### Records shown
+--

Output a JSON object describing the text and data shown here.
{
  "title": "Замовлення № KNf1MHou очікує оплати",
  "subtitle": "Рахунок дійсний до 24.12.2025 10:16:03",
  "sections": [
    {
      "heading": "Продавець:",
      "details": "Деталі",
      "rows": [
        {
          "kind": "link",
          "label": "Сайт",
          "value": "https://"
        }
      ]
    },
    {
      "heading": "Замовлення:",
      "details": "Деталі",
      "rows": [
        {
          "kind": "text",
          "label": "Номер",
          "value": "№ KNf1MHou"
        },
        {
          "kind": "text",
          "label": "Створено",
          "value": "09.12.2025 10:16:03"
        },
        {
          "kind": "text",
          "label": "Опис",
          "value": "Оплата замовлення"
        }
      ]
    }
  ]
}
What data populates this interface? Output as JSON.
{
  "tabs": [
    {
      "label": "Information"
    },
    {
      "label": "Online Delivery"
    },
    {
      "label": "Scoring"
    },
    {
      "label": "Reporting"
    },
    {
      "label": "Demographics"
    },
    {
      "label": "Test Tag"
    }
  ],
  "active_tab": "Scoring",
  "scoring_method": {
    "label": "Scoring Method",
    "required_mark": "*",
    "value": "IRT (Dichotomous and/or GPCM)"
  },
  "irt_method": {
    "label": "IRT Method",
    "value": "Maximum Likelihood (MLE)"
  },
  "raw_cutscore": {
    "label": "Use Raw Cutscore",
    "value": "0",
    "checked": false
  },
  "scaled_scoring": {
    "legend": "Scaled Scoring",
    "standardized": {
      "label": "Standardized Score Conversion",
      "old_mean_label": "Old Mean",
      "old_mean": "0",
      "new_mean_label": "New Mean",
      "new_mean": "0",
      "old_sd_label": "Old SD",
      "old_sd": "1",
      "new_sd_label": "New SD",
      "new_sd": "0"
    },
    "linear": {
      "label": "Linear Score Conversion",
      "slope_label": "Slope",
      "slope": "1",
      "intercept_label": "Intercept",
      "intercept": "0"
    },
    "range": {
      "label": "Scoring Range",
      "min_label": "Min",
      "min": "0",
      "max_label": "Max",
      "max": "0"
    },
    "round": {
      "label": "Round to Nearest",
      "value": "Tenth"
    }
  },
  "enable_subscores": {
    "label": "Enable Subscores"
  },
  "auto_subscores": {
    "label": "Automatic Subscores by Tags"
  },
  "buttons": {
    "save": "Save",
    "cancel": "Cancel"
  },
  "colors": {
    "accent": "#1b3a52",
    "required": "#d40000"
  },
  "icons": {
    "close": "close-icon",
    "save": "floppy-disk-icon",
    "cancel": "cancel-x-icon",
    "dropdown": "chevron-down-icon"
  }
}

+--

Retype all the material above precisely, with no line left out.

Output a JSON object describing the text and data shown here.
{
  "title": "Замовлення № KNf1MHou очікує оплати",
  "subtitle": "Рахунок дійсний до 24.12.2025 10:16:03",
  "sections": [
    {
      "heading": "Продавець:",
      "details": "Деталі",
      "rows": [
        {
          "kind": "link",
          "label": "Сайт",
          "value": "https://"
        }
      ]
    },
    {
      "heading": "Замовлення:",
      "details": "Деталі",
      "rows": [
        {
          "kind": "text",
          "label": "Номер",
          "value": "№ KNf1MHou"
        },
        {
          "kind": "text",
          "label": "Створено",
          "value": "09.12.2025 10:16:03"
        },
        {
          "kind": "text",
          "label": "Опис",
          "value": "Оплата замовлення"
        }
      ]
    }
  ]
}
What data populates this interface? Output as JSON.
{
  "tabs": [
    {
      "label": "Information"
    },
    {
      "label": "Online Delivery"
    },
    {
      "label": "Scoring"
    },
    {
      "label": "Reporting"
    },
    {
      "label": "Demographics"
    },
    {
      "label": "Test Tag"
    }
  ],
  "active_tab": "Scoring",
  "scoring_method": {
    "label": "Scoring Method",
    "required_mark": "*",
    "value": "IRT (Dichotomous and/or GPCM)"
  },
  "irt_method": {
    "label": "IRT Method",
    "value": "Maximum Likelihood (MLE)"
  },
  "raw_cutscore": {
    "label": "Use Raw Cutscore",
    "value": "0",
    "checked": false
  },
  "scaled_scoring": {
    "legend": "Scaled Scoring",
    "standardized": {
      "label": "Standardized Score Conversion",
      "old_mean_label": "Old Mean",
      "old_mean": "0",
      "new_mean_label": "New Mean",
      "new_mean": "0",
      "old_sd_label": "Old SD",
      "old_sd": "1",
      "new_sd_label": "New SD",
      "new_sd": "0"
    },
    "linear": {
      "label": "Linear Score Conversion",
      "slope_label": "Slope",
      "slope": "1",
      "intercept_label": "Intercept",
      "intercept": "0"
    },
    "range": {
      "label": "Scoring Range",
      "min_label": "Min",
      "min": "0",
      "max_label": "Max",
      "max": "0"
    },
    "round": {
      "label": "Round to Nearest",
      "value": "Tenth"
    }
  },
  "enable_subscores": {
    "label": "Enable Subscores"
  },
  "auto_subscores": {
    "label": "Automatic Subscores by Tags"
  },
  "buttons": {
    "save": "Save",
    "cancel": "Cancel"
  },
  "colors": {
    "accent": "#1b3a52",
    "required": "#d40000"
  },
  "icons": {
    "close": "close-icon",
    "save": "floppy-disk-icon",
    "cancel": "cancel-x-icon",
    "dropdown": "chevron-down-icon"
  }
}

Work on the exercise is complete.